▸ Required work:
Format as a JSON list of strings, one string per line, omitting blank lines, everything from the start of the lines down to the line that contains "arrow-left1-icon — [482, 649, 493, 657]", both ends included.

▸ Material for this exercise:
■ ■ ■ ■
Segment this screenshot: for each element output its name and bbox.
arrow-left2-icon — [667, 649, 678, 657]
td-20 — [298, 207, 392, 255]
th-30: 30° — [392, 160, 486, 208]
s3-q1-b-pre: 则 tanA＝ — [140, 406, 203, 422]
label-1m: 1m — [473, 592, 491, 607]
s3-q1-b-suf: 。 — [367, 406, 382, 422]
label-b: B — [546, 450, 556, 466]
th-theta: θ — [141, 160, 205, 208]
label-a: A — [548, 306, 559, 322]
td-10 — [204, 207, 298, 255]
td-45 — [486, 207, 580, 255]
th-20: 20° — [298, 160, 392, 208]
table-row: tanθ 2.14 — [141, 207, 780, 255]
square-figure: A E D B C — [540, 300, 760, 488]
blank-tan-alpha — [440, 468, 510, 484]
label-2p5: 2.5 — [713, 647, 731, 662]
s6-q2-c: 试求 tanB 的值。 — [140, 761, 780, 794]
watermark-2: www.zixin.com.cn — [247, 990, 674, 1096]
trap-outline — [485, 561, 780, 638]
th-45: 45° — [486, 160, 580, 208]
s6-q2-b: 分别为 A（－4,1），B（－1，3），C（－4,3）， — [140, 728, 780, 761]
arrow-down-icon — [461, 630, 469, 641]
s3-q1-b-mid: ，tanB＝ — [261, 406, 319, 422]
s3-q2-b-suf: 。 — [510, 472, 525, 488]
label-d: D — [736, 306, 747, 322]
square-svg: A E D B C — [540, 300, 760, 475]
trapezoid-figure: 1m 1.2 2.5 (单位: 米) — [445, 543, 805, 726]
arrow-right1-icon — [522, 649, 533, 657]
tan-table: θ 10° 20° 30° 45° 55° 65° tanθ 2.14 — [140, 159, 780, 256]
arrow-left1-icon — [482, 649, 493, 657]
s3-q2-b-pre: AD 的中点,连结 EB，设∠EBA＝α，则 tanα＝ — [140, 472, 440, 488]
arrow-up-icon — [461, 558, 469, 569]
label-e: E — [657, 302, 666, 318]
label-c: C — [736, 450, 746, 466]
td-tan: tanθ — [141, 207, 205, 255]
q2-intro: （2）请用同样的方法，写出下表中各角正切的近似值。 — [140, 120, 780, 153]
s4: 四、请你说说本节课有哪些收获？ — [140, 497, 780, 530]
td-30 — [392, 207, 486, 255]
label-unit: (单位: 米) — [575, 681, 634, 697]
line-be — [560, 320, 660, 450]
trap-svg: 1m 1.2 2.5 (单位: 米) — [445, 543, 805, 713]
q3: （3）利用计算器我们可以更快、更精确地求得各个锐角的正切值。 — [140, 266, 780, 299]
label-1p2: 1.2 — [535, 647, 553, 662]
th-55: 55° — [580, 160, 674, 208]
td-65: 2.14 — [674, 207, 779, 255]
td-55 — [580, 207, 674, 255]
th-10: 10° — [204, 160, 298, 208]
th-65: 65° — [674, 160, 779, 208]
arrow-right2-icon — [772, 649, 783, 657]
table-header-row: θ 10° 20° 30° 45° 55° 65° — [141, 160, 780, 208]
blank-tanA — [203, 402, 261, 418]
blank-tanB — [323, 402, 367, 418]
■ ■ ■ ■
▸ Correct result:
[
  "Segment this screenshot: for each element output its name and bbox.",
  "arrow-left2-icon — [667, 649, 678, 657]",
  "td-20 — [298, 207, 392, 255]",
  "th-30: 30° — [392, 160, 486, 208]",
  "s3-q1-b-pre: 则 tanA＝ — [140, 406, 203, 422]",
  "label-1m: 1m — [473, 592, 491, 607]",
  "s3-q1-b-suf: 。 — [367, 406, 382, 422]",
  "label-b: B — [546, 450, 556, 466]",
  "th-theta: θ — [141, 160, 205, 208]",
  "label-a: A — [548, 306, 559, 322]",
  "td-10 — [204, 207, 298, 255]",
  "td-45 — [486, 207, 580, 255]",
  "th-20: 20° — [298, 160, 392, 208]",
  "table-row: tanθ 2.14 — [141, 207, 780, 255]",
  "square-figure: A E D B C — [540, 300, 760, 488]",
  "blank-tan-alpha — [440, 468, 510, 484]",
  "label-2p5: 2.5 — [713, 647, 731, 662]",
  "s6-q2-c: 试求 tanB 的值。 — [140, 761, 780, 794]",
  "watermark-2: www.zixin.com.cn — [247, 990, 674, 1096]",
  "trap-outline — [485, 561, 780, 638]",
  "th-45: 45° — [486, 160, 580, 208]",
  "s6-q2-b: 分别为 A（－4,1），B（－1，3），C（－4,3）， — [140, 728, 780, 761]",
  "arrow-down-icon — [461, 630, 469, 641]",
  "s3-q1-b-mid: ，tanB＝ — [261, 406, 319, 422]",
  "s3-q2-b-suf: 。 — [510, 472, 525, 488]",
  "label-d: D — [736, 306, 747, 322]",
  "square-svg: A E D B C — [540, 300, 760, 475]",
  "trapezoid-figure: 1m 1.2 2.5 (单位: 米) — [445, 543, 805, 726]",
  "arrow-right1-icon — [522, 649, 533, 657]",
  "tan-table: θ 10° 20° 30° 45° 55° 65° tanθ 2.14 — [140, 159, 780, 256]",
  "arrow-left1-icon — [482, 649, 493, 657]"
]